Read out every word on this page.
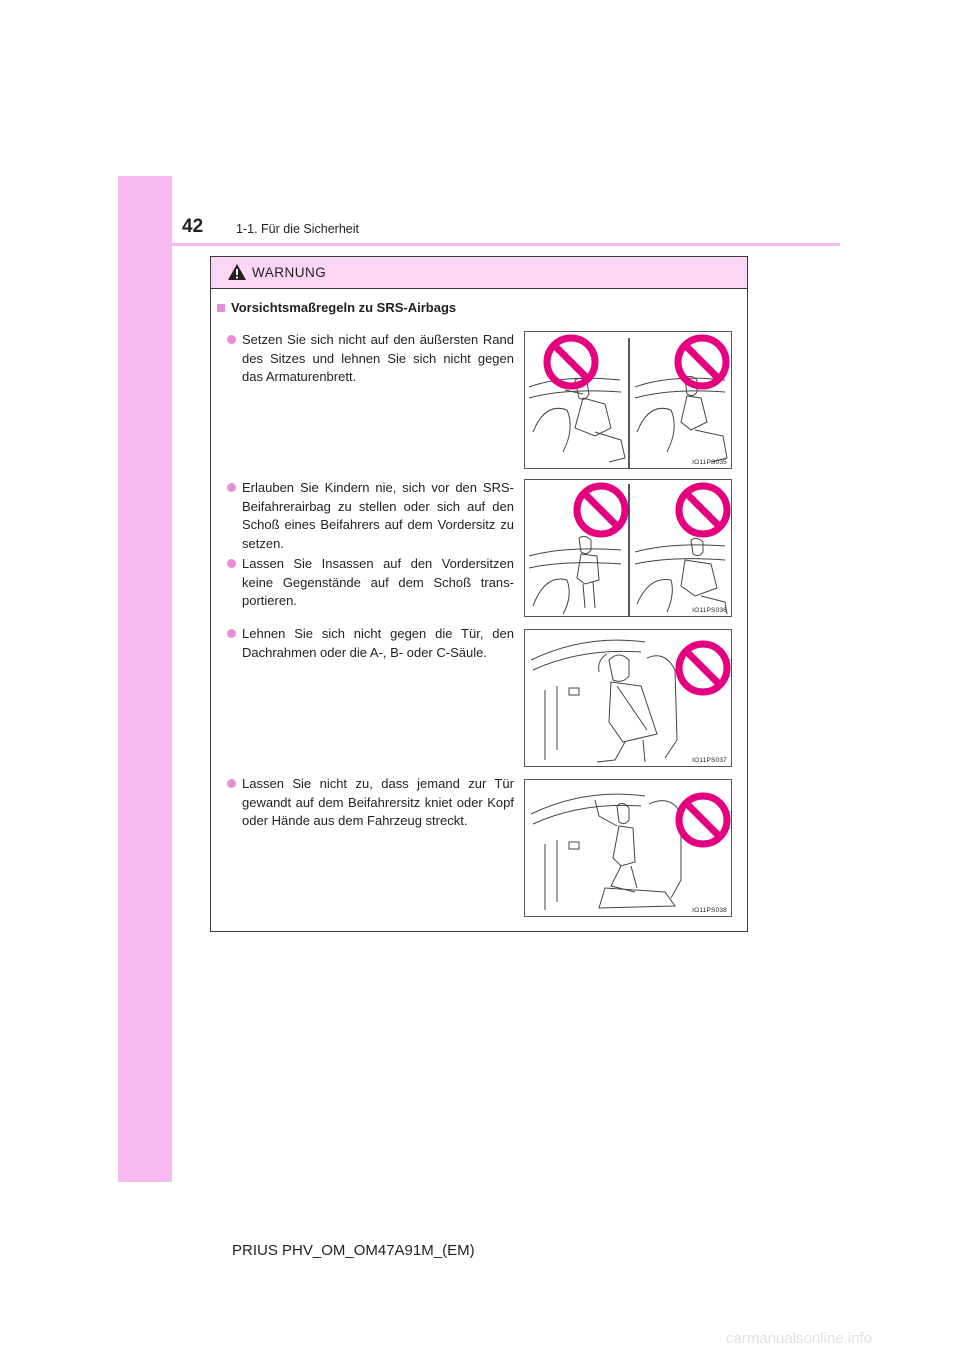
42	1-1. Für die Sicherheit
WARNUNG
Vorsichtsmaßregeln zu SRS-Airbags
Setzen Sie sich nicht auf den äußersten Rand des Sitzes und lehnen Sie sich nicht gegen das Armaturenbrett.
Erlauben Sie Kindern nie, sich vor den SRS-Beifahrerairbag zu stellen oder sich auf den Schoß eines Beifahrers auf dem Vordersitz zu setzen.
Lassen Sie Insassen auf den Vordersitzen keine Gegenstände auf dem Schoß trans-portieren.
Lehnen Sie sich nicht gegen die Tür, den Dachrahmen oder die A-, B- oder C-Säule.
Lassen Sie nicht zu, dass jemand zur Tür gewandt auf dem Beifahrersitz kniet oder Kopf oder Hände aus dem Fahrzeug streckt.
IO11PS035
IO11PS036
IO11PS037
IO11PS038
PRIUS PHV_OM_OM47A91M_(EM)
carmanualsonline.info
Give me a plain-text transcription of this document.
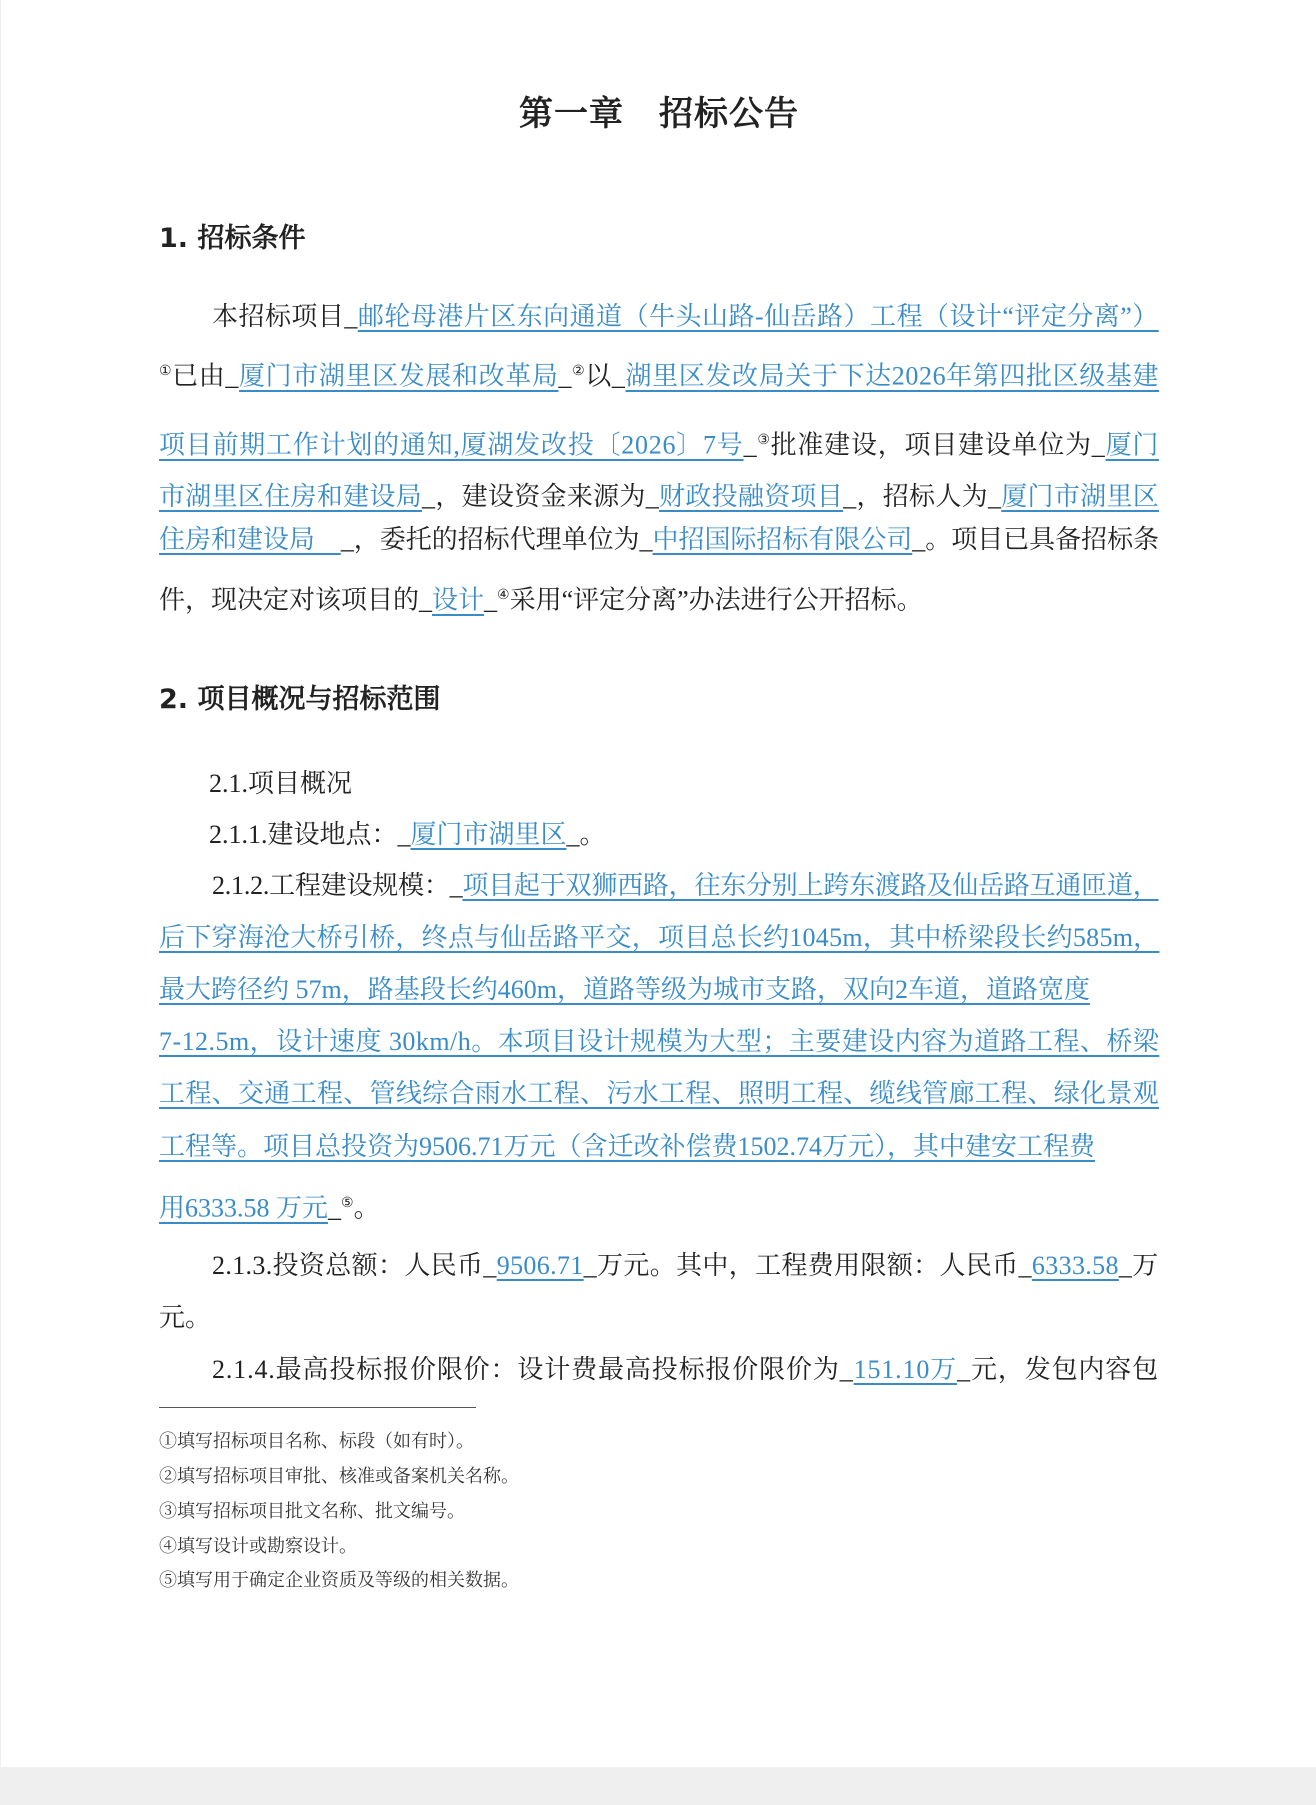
第一章　招标公告
1. 招标条件
2. 项目概况与招标范围
本招标项目_邮轮母港片区东向通道（牛头山路-仙岳路）工程（设计“评定分离”）
①已由_厦门市湖里区发展和改革局_②以_湖里区发改局关于下达2026年第四批区级基建
项目前期工作计划的通知,厦湖发改投〔2026〕7号_③批准建设，项目建设单位为_厦门
市湖里区住房和建设局_，建设资金来源为_财政投融资项目_，招标人为_厦门市湖里区
住房和建设局　_，委托的招标代理单位为_中招国际招标有限公司_。项目已具备招标条
件，现决定对该项目的_设计_④采用“评定分离”办法进行公开招标。
2.1.项目概况
2.1.1.建设地点：_厦门市湖里区_。
2.1.2.工程建设规模：_项目起于双狮西路，往东分别上跨东渡路及仙岳路互通匝道，
后下穿海沧大桥引桥，终点与仙岳路平交，项目总长约1045m，其中桥梁段长约585m，
最大跨径约 57m，路基段长约460m，道路等级为城市支路，双向2车道，道路宽度
7-12.5m，设计速度 30km/h。本项目设计规模为大型；主要建设内容为道路工程、桥梁
工程、交通工程、管线综合雨水工程、污水工程、照明工程、缆线管廊工程、绿化景观
工程等。项目总投资为9506.71万元（含迁改补偿费1502.74万元），其中建安工程费
用6333.58 万元_⑤。
2.1.3.投资总额：人民币_9506.71_万元。其中，工程费用限额：人民币_6333.58_万
元。
2.1.4.最高投标报价限价：设计费最高投标报价限价为_151.10万_元，发包内容包
①填写招标项目名称、标段（如有时）。
②填写招标项目审批、核准或备案机关名称。
③填写招标项目批文名称、批文编号。
④填写设计或勘察设计。
⑤填写用于确定企业资质及等级的相关数据。
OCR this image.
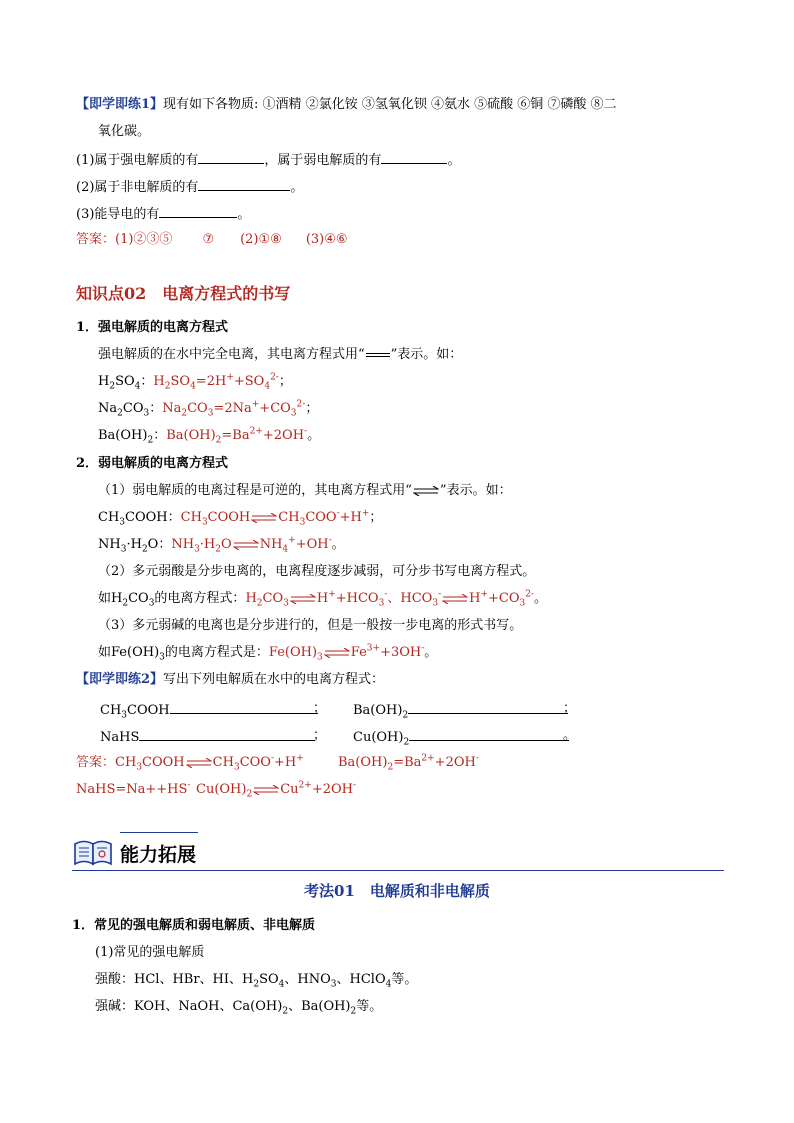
【即学即练1】现有如下各物质: ①酒精 ②氯化铵 ③氢氧化钡 ④氨水 ⑤硫酸 ⑥铜 ⑦磷酸 ⑧二
氧化碳。
(1)属于强电解质的有	，属于弱电解质的有	。
(2)属于非电解质的有	。
(3)能导电的有	。
答案：(1)②③⑤ ⑦ (2)①⑧ (3)④⑥
知识点02　电离方程式的书写
1．强电解质的电离方程式
强电解质的在水中完全电离，其电离方程式用“ ”表示。如：
$H_2SO_4$：$H_2SO_4=2H^++SO_4^{2-}$；
$Na_2CO_3$：$Na_2CO_3=2Na^++CO_3^{2-}$；
$Ba(OH)_2$：$Ba(OH)_2=Ba^{2+}+2OH^-$。
2．弱电解质的电离方程式
（1）弱电解质的电离过程是可逆的，其电离方程式用“⇌”表示。如：
$CH_3COOH$：$CH_3COOH\rightleftharpoons CH_3COO^-+H^+$；
$NH_3\cdot H_2O$：$NH_3\cdot H_2O\rightleftharpoons NH_4^++OH^-$。
（2）多元弱酸是分步电离的，电离程度逐步减弱，可分步书写电离方程式。
如$H_2CO_3$的电离方程式：$H_2CO_3$ $\rightleftharpoons H^++HCO_3^-$、$HCO_3^-\rightleftharpoons H^++CO_3^{2-}$。
（3）多元弱碱的电离也是分步进行的，但是一般按一步电离的形式书写。
如$Fe(OH)_3$的电离方程式是：$Fe(OH)_3$ $\rightleftharpoons Fe^{3+}+3OH^-$。
【即学即练2】写出下列电解质在水中的电离方程式：
$CH_3COOH$	； $Ba(OH)_2$	；
NaHS	； $Cu(OH)_2$	。
答案：$CH_3COOH\rightleftharpoons CH_3COO^-+H^+$	$Ba(OH)_2=Ba^{2+}+2OH^-$
NaHS=Na++HS- $Cu(OH)_2$ $\rightleftharpoons Cu^{2+}+2OH^-$
能力拓展
考法01　电解质和非电解质
1．常见的强电解质和弱电解质、非电解质
(1)常见的强电解质
强酸：HCl、HBr、HI、$H_2SO_4$、$HNO_3$、HClO$_4$等。
强碱：KOH、NaOH、$Ca(OH)_2$、$Ba(OH)_2$等。
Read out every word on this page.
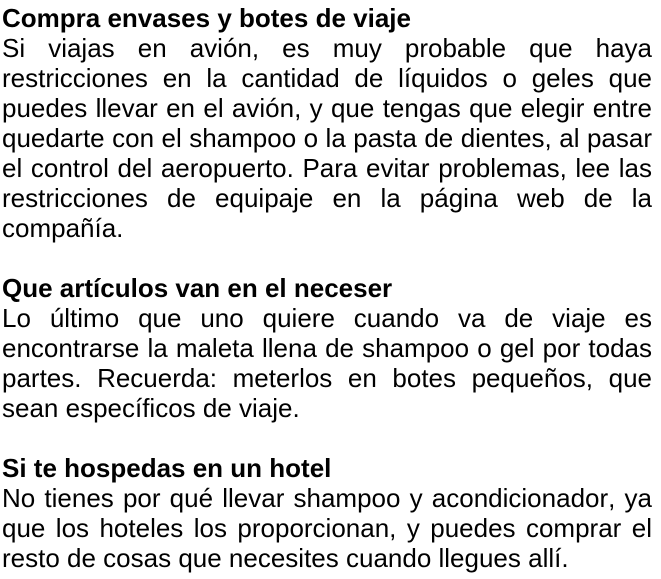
Compra envases y botes de viaje

Si viajas en avión, es muy probable que haya restricciones en la cantidad de líquidos o geles que puedes llevar en el avión, y que tengas que elegir entre quedarte con el shampoo o la pasta de dientes, al pasar el control del aeropuerto. Para evitar problemas, lee las restricciones de equipaje en la página web de la compañía.

Que artículos van en el neceser

Lo último que uno quiere cuando va de viaje es encontrarse la maleta llena de shampoo o gel por todas partes. Recuerda: meterlos en botes pequeños, que sean específicos de viaje.

Si te hospedas en un hotel

No tienes por qué llevar shampoo y acondicionador, ya que los hoteles los proporcionan, y puedes comprar el resto de cosas que necesites cuando llegues allí.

____

▶ [Task statement] Exclude the pictures. Write out the remaining data exactly.

▶ [Task output]
Read out every word on this page.
42	1-1. Für die Sicherheit
WARNUNG
Vorsichtsmaßregeln zu SRS-Airbags
Setzen Sie sich nicht auf den äußersten Rand des Sitzes und lehnen Sie sich nicht gegen das Armaturenbrett.
Erlauben Sie Kindern nie, sich vor den SRS-Beifahrerairbag zu stellen oder sich auf den Schoß eines Beifahrers auf dem Vordersitz zu setzen.
Lassen Sie Insassen auf den Vordersitzen keine Gegenstände auf dem Schoß trans-portieren.
Lehnen Sie sich nicht gegen die Tür, den Dachrahmen oder die A-, B- oder C-Säule.
Lassen Sie nicht zu, dass jemand zur Tür gewandt auf dem Beifahrersitz kniet oder Kopf oder Hände aus dem Fahrzeug streckt.
IO11PS035
IO11PS036
IO11PS037
IO11PS038
PRIUS PHV_OM_OM47A91M_(EM)
carmanualsonline.info
Give me a plain-text transcription of this document.
第一章　招标公告
1. 招标条件
2. 项目概况与招标范围
本招标项目_邮轮母港片区东向通道（牛头山路-仙岳路）工程（设计“评定分离”）
①已由_厦门市湖里区发展和改革局_②以_湖里区发改局关于下达2026年第四批区级基建
项目前期工作计划的通知,厦湖发改投〔2026〕7号_③批准建设，项目建设单位为_厦门
市湖里区住房和建设局_，建设资金来源为_财政投融资项目_，招标人为_厦门市湖里区
住房和建设局　_，委托的招标代理单位为_中招国际招标有限公司_。项目已具备招标条
件，现决定对该项目的_设计_④采用“评定分离”办法进行公开招标。
2.1.项目概况
2.1.1.建设地点：_厦门市湖里区_。
2.1.2.工程建设规模：_项目起于双狮西路，往东分别上跨东渡路及仙岳路互通匝道，
后下穿海沧大桥引桥，终点与仙岳路平交，项目总长约1045m，其中桥梁段长约585m，
最大跨径约 57m，路基段长约460m，道路等级为城市支路，双向2车道，道路宽度
7-12.5m，设计速度 30km/h。本项目设计规模为大型；主要建设内容为道路工程、桥梁
工程、交通工程、管线综合雨水工程、污水工程、照明工程、缆线管廊工程、绿化景观
工程等。项目总投资为9506.71万元（含迁改补偿费1502.74万元），其中建安工程费
用6333.58 万元_⑤。
2.1.3.投资总额：人民币_9506.71_万元。其中，工程费用限额：人民币_6333.58_万
元。
2.1.4.最高投标报价限价：设计费最高投标报价限价为_151.10万_元，发包内容包
①填写招标项目名称、标段（如有时）。
②填写招标项目审批、核准或备案机关名称。
③填写招标项目批文名称、批文编号。
④填写设计或勘察设计。
⑤填写用于确定企业资质及等级的相关数据。
OCR this image.
【即学即练1】现有如下各物质: ①酒精 ②氯化铵 ③氢氧化钡 ④氨水 ⑤硫酸 ⑥铜 ⑦磷酸 ⑧二
氧化碳。
(1)属于强电解质的有	，属于弱电解质的有	。
(2)属于非电解质的有	。
(3)能导电的有	。
答案：(1)②③⑤ ⑦ (2)①⑧ (3)④⑥
知识点02　电离方程式的书写
1．强电解质的电离方程式
强电解质的在水中完全电离，其电离方程式用“ ”表示。如：
$H_2SO_4$：$H_2SO_4=2H^++SO_4^{2-}$；
$Na_2CO_3$：$Na_2CO_3=2Na^++CO_3^{2-}$；
$Ba(OH)_2$：$Ba(OH)_2=Ba^{2+}+2OH^-$。
2．弱电解质的电离方程式
（1）弱电解质的电离过程是可逆的，其电离方程式用“⇌”表示。如：
$CH_3COOH$：$CH_3COOH\rightleftharpoons CH_3COO^-+H^+$；
$NH_3\cdot H_2O$：$NH_3\cdot H_2O\rightleftharpoons NH_4^++OH^-$。
（2）多元弱酸是分步电离的，电离程度逐步减弱，可分步书写电离方程式。
如$H_2CO_3$的电离方程式：$H_2CO_3$ $\rightleftharpoons H^++HCO_3^-$、$HCO_3^-\rightleftharpoons H^++CO_3^{2-}$。
（3）多元弱碱的电离也是分步进行的，但是一般按一步电离的形式书写。
如$Fe(OH)_3$的电离方程式是：$Fe(OH)_3$ $\rightleftharpoons Fe^{3+}+3OH^-$。
【即学即练2】写出下列电解质在水中的电离方程式：
$CH_3COOH$	； $Ba(OH)_2$	；
NaHS	； $Cu(OH)_2$	。
答案：$CH_3COOH\rightleftharpoons CH_3COO^-+H^+$	$Ba(OH)_2=Ba^{2+}+2OH^-$
NaHS=Na++HS- $Cu(OH)_2$ $\rightleftharpoons Cu^{2+}+2OH^-$
能力拓展
考法01　电解质和非电解质
1．常见的强电解质和弱电解质、非电解质
(1)常见的强电解质
强酸：HCl、HBr、HI、$H_2SO_4$、$HNO_3$、HClO$_4$等。
强碱：KOH、NaOH、$Ca(OH)_2$、$Ba(OH)_2$等。
Read out every word on this page.
Compra envases y botes de viaje

Si viajas en avión, es muy probable que haya restricciones en la cantidad de líquidos o geles que puedes llevar en el avión, y que tengas que elegir entre quedarte con el shampoo o la pasta de dientes, al pasar el control del aeropuerto. Para evitar problemas, lee las restricciones de equipaje en la página web de la compañía.

Que artículos van en el neceser

Lo último que uno quiere cuando va de viaje es encontrarse la maleta llena de shampoo o gel por todas partes. Recuerda: meterlos en botes pequeños, que sean específicos de viaje.

Si te hospedas en un hotel

No tienes por qué llevar shampoo y acondicionador, ya que los hoteles los proporcionan, y puedes comprar el resto de cosas que necesites cuando llegues allí.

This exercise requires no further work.